
  6. I too have been advised that my mother who has been approved for a level 3 package will need to wait for up to 12 months to receive services. I am astounded! My Aged Care has furthermore advised me that there is no grievance process available to us. How can this be?

  7. At least under the old system, Joy Tillman, you could’ve waitlisted with a huge number of providers and waited for a spot to become available – and considering as a provider we have lost a number of high care clients recently due to natural attrition – this would’ve been a number of new clients primed and ready to go.
    New system – I spent 2 months with a client who was assigned a level 2 and then automatically upgraded to level 3 however did not know they would be subject to ICTF so eventually closed the package. What a giant waste of time that was.

  8. My hubby Bruce has been waiting 9 months for a level 3 package but neurologist says he should have been assessed as a legal 4.
    Final stages of Parkinson’s.
    funny thing he is approved for respite care and entry into a care facility but all the support that should be available to keep him at home is not approved. Talk about putting the cart before the horse!!!

    At 73 my health may deteriorate at any time as he can not now eat solid food, dress himself, or negotiate opening or accessing lids or cooking. Walking is just possible.

    ACAT and our local State member tells us to apply to be reassessed and may get a lower level which will be no good to Bruce.

    We are told another 3 moths wait to get a level 1 and another 12 mths for level 3.

    There is plenty of funding available for child care and anyone can walk into a child care centre with a place available and get govt funding if holder of a health care card. Why is it that aged and disabled adults are not treated with the same compassion.

Bounding box prediction data
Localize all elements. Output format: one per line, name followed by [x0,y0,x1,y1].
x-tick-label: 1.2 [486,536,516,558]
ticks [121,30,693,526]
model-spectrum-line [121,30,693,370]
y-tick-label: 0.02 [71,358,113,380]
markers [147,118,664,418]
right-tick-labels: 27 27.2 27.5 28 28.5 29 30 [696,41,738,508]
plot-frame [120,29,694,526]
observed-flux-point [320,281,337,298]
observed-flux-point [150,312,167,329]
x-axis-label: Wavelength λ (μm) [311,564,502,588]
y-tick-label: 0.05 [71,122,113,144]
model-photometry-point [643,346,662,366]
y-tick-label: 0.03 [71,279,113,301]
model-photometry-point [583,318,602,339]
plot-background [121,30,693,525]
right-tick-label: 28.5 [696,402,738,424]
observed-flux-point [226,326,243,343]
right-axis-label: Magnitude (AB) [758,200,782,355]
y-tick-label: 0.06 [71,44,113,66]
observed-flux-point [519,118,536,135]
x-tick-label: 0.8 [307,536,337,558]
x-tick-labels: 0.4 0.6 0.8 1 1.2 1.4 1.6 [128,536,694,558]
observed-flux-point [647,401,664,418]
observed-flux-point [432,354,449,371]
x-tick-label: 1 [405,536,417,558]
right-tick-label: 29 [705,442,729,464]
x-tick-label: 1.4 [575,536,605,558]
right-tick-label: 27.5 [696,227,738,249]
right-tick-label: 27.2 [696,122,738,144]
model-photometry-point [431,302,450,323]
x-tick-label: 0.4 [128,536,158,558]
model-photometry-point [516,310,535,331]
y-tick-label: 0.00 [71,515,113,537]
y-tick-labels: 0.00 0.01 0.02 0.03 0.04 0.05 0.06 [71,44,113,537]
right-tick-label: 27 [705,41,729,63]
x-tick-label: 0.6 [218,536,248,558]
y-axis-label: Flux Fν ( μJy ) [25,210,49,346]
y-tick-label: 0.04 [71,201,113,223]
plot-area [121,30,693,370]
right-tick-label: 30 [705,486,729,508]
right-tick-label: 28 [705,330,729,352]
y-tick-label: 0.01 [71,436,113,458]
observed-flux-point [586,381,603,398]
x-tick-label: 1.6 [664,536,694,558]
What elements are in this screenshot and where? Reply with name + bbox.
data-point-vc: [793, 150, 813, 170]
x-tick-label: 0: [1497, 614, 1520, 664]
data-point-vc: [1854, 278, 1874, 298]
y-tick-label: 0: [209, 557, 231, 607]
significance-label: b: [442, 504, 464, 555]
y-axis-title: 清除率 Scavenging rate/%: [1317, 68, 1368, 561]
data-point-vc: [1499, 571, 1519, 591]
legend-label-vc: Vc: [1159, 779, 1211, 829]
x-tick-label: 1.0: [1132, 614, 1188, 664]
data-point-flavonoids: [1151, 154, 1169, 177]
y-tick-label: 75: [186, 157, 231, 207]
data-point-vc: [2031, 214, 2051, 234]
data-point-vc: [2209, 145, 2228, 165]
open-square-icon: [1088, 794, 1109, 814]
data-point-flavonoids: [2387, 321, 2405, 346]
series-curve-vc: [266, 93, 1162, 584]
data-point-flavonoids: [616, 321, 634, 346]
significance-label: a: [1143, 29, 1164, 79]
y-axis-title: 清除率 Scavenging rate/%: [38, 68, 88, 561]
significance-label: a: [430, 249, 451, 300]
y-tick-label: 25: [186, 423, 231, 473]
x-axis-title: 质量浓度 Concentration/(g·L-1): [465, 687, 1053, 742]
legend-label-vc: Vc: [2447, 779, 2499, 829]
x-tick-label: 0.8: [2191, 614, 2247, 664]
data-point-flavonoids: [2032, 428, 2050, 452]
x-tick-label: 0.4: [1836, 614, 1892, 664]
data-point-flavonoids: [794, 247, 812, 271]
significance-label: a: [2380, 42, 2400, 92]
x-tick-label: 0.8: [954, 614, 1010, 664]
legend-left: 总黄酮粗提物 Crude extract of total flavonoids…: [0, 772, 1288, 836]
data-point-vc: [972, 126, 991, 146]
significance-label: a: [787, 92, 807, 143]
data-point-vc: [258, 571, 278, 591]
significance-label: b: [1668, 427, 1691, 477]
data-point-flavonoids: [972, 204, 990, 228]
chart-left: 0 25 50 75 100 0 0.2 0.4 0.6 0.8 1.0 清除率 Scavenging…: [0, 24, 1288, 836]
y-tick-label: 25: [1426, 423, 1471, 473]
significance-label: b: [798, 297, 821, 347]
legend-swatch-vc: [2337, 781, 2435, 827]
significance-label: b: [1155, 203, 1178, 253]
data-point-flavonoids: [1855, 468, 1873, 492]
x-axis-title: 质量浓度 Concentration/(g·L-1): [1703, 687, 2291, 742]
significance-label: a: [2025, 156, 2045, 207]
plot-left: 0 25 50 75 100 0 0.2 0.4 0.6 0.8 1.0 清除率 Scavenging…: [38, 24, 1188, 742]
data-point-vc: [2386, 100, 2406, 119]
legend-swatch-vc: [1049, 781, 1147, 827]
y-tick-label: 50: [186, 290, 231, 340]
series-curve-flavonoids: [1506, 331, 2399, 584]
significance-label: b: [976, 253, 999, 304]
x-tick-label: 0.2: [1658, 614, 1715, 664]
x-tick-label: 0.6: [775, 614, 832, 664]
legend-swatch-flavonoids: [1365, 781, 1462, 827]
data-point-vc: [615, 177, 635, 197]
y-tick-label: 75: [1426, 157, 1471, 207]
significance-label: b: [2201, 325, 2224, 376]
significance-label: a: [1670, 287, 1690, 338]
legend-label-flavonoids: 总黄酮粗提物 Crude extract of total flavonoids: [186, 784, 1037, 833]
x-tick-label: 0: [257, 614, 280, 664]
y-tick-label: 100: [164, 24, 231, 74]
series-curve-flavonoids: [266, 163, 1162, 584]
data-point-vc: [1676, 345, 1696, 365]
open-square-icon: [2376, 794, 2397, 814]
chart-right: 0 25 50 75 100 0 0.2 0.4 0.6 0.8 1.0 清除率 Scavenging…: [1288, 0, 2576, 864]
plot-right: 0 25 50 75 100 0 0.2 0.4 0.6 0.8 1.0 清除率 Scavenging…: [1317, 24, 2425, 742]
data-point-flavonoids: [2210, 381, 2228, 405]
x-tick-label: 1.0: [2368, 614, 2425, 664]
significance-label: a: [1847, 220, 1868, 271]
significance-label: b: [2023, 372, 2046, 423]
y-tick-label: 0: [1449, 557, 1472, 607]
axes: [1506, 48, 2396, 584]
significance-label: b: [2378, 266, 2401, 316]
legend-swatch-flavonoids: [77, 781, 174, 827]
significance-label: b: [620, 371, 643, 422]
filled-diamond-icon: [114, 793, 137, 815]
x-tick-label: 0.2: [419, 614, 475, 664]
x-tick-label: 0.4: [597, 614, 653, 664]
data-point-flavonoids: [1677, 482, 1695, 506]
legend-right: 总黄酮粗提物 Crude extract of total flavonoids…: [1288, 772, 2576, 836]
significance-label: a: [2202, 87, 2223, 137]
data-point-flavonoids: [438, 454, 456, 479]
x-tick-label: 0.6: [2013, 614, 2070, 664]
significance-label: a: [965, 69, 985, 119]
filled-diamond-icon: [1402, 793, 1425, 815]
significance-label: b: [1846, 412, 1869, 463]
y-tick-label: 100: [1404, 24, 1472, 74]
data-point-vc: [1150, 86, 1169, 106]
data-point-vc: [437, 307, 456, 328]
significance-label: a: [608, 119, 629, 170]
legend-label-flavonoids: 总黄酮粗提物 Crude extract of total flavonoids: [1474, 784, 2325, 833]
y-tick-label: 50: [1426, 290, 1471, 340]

## [Work to complete]
1. From the aged care comments, list the things Bruce is said to be unable to do now.
2. Do these statements agree with the aged care comments? Answer yes or no for each and quote the deciding words.
(a) In comment 6, My Aged Care said a grievance process is available.
(b) Bruce is approved for respite care.
(c) The provider in comment 7 has recently gained a number of high care clients.
3. Pick up the aged care comments after the last sentence and continue them.

## [Replies]
1.
- Eat solid food
- Dress himself
- Open or access lids
- Cook

2.
(a) No: "My Aged Care has furthermore advised me that there is no grievance process available to us."
(b) Yes: "he is approved for respite care and entry into a care facility"
(c) No: "we have lost a number of high care clients recently due to natural attrition"

3.
    Federal Minister is my next stop. Where is the assistance we were promised before the NDIS came out which did not cover over age 65.
    More funding is needed.

  9. My mum has chronic bowel cancer, level 4 that has spread to her lungs and liver. Mum has been on a level 2 package for 2 years even though she has been approved for a level 4. Today I rang my aged care only to be told that the national waiting list is 12 months. What a laugh, as she has already been on the list for 2 years. I was told today that she could be re assessed and have a 3rd ACAT as priority and or have a Commonwealth Subsidy Scheme that may provide some services, i.e. cooking, cleaning, nursing, shopping, lawn mowing, personal care, showering, pill management. The current level 2 package that my mum receives gives her 1.5 hrs of cleaning a week and the rest has gone for wound management to my mum’s radiation therapy for her cancer. I take care of my mum who needs constant care as she is incontinent and needs to be toileted ever 2 hrs. I am my mum’s full-time carer, but I work 24-hrs-a-day and have little to no time to myself. Mum has no say, no rights, and is treated like an unwanted leper. After speaking to My Aged Care today it was clear that nobody wants to help.